Work to do: Search the data below for the word "JSON" and copy each line that holds it.

┌─ Provided records

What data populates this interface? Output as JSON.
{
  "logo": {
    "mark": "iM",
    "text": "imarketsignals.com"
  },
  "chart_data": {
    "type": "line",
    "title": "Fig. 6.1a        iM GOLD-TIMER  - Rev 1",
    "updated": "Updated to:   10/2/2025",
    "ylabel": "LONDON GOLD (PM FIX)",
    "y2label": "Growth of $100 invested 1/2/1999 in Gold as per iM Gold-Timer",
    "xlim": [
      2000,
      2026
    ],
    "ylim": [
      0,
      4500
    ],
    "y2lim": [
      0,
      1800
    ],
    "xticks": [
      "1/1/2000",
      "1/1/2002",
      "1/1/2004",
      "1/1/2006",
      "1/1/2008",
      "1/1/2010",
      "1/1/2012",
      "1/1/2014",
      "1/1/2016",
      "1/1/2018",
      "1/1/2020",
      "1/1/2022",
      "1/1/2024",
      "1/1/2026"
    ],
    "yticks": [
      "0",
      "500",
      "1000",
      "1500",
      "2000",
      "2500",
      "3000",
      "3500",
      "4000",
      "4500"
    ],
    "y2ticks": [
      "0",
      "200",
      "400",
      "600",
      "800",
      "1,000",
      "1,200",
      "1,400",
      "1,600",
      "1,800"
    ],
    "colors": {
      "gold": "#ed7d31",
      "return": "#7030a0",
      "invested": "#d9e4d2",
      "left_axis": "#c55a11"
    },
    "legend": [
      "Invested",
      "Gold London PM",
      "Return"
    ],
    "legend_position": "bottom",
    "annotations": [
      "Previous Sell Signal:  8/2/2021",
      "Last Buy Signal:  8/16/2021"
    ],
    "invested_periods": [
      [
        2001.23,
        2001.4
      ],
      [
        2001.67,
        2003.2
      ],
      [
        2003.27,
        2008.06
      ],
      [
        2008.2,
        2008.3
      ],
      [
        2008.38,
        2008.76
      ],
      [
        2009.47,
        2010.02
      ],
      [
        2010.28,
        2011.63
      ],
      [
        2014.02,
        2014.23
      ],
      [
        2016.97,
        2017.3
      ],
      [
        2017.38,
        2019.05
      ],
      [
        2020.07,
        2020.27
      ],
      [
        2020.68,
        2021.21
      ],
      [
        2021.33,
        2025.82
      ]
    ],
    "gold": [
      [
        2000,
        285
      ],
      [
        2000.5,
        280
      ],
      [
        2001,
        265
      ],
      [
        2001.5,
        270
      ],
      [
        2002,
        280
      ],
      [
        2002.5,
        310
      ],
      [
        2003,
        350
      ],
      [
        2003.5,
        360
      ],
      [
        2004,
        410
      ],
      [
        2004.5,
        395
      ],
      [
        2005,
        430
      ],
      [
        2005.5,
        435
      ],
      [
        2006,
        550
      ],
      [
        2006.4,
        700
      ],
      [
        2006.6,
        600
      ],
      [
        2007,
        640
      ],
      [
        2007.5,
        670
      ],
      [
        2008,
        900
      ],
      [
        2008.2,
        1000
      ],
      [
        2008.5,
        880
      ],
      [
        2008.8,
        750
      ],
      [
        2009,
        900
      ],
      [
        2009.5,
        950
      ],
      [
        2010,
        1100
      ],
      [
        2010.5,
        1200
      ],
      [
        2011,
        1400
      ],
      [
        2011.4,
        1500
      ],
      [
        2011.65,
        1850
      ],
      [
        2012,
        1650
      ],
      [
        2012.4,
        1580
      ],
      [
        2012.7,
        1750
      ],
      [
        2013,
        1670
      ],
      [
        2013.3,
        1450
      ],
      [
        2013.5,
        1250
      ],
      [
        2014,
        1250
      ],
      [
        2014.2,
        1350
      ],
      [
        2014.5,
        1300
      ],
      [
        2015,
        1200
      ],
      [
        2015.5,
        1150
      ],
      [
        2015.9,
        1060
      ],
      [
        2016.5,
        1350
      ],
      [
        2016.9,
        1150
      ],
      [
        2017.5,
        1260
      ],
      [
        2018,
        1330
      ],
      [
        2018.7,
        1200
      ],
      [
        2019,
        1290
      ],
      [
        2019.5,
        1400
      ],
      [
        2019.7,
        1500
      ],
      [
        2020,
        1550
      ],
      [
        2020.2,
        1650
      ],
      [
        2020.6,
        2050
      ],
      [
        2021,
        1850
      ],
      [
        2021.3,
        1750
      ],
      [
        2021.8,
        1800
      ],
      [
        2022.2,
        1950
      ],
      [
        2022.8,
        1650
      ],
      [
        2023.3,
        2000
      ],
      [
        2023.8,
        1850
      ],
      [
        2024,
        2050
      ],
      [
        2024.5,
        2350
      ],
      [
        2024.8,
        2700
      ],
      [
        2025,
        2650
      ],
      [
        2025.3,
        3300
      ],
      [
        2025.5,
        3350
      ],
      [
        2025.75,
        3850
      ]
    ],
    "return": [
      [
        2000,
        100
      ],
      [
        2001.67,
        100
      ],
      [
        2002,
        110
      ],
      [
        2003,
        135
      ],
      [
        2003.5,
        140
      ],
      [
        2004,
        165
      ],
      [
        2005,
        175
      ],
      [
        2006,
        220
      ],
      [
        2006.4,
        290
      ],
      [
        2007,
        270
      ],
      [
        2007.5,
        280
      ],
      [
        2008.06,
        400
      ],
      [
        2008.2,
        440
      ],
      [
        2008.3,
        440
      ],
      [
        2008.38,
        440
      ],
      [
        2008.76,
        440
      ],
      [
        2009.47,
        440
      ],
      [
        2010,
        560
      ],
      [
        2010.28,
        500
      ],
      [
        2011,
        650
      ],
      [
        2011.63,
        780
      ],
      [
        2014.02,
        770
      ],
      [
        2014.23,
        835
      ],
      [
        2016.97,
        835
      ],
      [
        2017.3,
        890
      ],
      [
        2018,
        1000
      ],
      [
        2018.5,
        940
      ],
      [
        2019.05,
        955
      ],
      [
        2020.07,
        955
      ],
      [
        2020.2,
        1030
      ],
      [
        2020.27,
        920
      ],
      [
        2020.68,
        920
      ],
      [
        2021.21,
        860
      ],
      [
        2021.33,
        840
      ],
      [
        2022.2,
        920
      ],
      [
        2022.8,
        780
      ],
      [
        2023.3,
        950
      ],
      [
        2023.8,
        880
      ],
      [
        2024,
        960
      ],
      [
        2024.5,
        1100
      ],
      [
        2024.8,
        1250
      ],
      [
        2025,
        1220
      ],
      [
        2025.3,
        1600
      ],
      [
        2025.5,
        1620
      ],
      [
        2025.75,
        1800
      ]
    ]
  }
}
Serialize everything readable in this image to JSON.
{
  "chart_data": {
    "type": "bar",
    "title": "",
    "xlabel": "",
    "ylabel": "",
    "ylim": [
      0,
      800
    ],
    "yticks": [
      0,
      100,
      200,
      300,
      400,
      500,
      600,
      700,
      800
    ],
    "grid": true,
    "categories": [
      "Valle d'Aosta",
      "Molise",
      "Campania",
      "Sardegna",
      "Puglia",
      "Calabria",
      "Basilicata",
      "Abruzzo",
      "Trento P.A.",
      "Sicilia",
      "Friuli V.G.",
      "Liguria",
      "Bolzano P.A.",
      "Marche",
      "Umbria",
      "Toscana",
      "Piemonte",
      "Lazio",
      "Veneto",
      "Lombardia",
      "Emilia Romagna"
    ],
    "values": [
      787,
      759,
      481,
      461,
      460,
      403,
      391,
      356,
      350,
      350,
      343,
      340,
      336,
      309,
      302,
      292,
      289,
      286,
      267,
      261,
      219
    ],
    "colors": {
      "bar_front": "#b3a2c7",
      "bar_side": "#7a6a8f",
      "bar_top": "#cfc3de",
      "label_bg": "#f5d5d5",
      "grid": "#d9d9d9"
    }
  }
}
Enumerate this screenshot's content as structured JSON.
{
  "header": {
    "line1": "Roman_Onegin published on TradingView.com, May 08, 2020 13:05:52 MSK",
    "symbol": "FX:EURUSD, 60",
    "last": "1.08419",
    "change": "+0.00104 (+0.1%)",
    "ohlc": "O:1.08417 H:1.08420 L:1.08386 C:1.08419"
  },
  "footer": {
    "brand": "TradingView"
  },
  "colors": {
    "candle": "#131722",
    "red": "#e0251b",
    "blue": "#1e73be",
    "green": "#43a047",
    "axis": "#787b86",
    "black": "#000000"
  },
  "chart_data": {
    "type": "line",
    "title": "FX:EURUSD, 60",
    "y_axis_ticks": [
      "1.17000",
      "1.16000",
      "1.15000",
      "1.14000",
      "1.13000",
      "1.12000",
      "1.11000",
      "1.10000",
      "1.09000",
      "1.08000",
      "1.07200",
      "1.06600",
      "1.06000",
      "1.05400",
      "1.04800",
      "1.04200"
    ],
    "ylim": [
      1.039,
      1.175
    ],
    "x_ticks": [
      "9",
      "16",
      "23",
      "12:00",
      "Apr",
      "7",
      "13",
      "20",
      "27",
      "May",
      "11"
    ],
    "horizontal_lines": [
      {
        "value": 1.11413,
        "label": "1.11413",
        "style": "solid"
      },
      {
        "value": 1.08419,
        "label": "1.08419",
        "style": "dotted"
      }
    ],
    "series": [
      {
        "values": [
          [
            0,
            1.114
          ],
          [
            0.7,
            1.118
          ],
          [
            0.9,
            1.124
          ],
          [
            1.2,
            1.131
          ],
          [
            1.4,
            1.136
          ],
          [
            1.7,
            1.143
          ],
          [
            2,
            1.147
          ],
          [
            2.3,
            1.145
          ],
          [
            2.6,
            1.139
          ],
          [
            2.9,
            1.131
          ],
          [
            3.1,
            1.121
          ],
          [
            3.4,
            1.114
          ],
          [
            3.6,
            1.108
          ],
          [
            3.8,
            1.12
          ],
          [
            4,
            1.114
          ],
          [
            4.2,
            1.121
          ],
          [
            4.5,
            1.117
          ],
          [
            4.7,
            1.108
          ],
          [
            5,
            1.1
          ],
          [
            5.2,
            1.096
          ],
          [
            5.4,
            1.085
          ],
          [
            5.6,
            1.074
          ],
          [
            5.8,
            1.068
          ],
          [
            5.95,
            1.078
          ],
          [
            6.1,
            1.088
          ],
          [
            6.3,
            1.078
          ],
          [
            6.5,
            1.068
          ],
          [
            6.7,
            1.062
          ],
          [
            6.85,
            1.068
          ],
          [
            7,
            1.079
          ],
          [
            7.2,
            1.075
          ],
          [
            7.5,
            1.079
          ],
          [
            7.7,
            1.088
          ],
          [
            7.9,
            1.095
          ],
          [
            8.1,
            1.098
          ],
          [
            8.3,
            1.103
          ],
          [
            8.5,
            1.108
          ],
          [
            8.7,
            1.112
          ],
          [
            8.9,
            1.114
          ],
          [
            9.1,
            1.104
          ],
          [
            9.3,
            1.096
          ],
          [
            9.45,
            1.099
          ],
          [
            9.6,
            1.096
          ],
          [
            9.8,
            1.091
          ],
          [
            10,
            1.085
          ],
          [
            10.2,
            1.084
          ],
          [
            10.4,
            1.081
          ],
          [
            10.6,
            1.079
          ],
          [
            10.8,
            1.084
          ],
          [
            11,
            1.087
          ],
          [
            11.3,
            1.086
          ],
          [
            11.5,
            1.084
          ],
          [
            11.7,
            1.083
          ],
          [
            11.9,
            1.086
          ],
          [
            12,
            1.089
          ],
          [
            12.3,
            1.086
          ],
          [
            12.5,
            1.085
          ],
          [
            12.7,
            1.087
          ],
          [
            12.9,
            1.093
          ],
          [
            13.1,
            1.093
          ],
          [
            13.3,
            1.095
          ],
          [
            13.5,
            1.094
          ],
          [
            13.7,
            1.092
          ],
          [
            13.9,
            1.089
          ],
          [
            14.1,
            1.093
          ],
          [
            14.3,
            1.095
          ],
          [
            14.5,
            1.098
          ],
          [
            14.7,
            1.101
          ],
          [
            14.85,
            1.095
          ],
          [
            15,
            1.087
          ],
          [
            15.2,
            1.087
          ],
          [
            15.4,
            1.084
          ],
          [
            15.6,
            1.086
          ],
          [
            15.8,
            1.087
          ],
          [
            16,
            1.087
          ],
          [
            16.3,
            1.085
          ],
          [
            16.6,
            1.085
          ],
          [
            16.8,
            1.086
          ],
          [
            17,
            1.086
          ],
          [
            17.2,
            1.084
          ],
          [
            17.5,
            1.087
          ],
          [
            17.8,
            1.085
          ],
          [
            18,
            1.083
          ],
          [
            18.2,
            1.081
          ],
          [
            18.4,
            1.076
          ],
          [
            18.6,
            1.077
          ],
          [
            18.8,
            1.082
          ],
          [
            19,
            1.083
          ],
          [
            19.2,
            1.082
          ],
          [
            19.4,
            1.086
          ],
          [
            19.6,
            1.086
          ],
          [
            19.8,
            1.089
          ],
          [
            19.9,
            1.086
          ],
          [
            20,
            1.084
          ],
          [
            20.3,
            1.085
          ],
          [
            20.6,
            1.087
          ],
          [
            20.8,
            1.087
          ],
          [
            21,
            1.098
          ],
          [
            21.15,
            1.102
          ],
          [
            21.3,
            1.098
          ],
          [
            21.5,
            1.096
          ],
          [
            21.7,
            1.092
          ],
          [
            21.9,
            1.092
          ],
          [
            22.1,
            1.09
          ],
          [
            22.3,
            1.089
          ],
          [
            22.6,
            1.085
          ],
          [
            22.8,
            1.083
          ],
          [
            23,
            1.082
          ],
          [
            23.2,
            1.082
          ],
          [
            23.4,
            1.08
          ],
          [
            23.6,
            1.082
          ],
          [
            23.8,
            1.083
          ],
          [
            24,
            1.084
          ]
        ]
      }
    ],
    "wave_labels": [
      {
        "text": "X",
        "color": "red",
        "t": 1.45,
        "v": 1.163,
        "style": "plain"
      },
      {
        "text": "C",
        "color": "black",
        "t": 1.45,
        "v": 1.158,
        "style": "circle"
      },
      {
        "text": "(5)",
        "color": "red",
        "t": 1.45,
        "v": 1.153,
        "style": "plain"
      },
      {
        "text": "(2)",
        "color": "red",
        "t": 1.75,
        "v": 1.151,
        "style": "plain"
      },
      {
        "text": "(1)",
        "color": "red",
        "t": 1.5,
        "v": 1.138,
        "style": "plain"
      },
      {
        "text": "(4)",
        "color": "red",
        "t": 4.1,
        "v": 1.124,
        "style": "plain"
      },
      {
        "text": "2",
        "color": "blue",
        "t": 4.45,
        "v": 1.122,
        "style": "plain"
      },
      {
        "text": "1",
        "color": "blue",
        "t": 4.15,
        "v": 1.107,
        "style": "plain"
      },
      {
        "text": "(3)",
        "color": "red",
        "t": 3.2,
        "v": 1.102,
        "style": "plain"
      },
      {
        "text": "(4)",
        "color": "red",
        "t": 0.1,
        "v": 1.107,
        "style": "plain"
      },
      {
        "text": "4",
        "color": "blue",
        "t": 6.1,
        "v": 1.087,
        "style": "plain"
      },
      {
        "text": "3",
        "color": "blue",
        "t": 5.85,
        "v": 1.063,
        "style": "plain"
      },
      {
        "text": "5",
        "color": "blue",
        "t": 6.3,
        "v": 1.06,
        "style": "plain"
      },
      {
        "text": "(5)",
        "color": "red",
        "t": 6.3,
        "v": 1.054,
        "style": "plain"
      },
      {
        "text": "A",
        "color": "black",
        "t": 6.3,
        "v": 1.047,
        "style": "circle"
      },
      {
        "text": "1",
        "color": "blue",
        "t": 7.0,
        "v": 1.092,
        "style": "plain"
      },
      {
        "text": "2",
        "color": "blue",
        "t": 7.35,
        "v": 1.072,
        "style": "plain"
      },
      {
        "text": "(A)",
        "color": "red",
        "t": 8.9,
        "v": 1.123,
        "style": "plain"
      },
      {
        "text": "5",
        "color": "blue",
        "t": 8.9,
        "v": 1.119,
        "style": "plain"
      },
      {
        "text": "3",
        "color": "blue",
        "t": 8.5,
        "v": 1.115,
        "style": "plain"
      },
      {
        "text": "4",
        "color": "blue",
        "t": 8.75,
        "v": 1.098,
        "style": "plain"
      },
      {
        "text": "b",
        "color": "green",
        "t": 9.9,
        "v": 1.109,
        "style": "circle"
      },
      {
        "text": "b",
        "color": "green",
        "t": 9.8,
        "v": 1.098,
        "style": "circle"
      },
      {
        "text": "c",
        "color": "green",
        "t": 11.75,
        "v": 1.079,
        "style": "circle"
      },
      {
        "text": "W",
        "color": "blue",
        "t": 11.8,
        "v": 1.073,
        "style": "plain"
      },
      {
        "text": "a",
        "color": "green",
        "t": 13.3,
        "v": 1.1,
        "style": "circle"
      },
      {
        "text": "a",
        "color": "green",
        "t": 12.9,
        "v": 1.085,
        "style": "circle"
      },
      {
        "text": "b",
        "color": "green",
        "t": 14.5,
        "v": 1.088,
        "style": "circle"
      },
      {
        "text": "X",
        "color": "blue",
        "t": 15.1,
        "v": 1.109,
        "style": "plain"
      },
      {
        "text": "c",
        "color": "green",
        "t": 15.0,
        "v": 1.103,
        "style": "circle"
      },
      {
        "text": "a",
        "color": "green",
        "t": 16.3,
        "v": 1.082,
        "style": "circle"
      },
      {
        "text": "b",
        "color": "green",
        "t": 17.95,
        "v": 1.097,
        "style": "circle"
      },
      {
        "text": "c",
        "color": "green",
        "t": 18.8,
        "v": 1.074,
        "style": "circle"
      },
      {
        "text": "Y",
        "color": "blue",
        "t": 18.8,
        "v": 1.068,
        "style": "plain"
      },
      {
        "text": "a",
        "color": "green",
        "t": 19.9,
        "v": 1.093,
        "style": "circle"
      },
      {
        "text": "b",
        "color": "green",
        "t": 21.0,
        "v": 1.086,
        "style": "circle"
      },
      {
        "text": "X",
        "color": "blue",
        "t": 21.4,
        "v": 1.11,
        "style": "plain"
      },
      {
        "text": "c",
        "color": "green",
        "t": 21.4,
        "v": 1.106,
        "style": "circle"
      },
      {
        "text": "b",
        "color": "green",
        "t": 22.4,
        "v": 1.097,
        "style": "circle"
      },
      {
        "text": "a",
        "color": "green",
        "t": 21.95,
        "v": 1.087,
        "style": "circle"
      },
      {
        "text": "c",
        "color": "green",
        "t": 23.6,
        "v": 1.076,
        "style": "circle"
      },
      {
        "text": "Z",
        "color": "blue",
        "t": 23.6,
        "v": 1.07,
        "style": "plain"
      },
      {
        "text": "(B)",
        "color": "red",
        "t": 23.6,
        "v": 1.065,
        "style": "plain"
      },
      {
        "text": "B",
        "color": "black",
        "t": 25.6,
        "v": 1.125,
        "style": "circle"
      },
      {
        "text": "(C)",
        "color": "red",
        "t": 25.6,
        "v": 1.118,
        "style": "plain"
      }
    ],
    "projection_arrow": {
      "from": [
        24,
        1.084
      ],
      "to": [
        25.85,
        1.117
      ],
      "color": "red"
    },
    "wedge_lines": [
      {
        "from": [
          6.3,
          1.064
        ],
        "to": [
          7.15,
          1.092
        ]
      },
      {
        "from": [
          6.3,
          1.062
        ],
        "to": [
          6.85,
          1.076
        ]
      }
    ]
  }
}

└─

Task response:
What data populates this interface? Output as JSON.
Serialize everything readable in this image to JSON.
Enumerate this screenshot's content as structured JSON.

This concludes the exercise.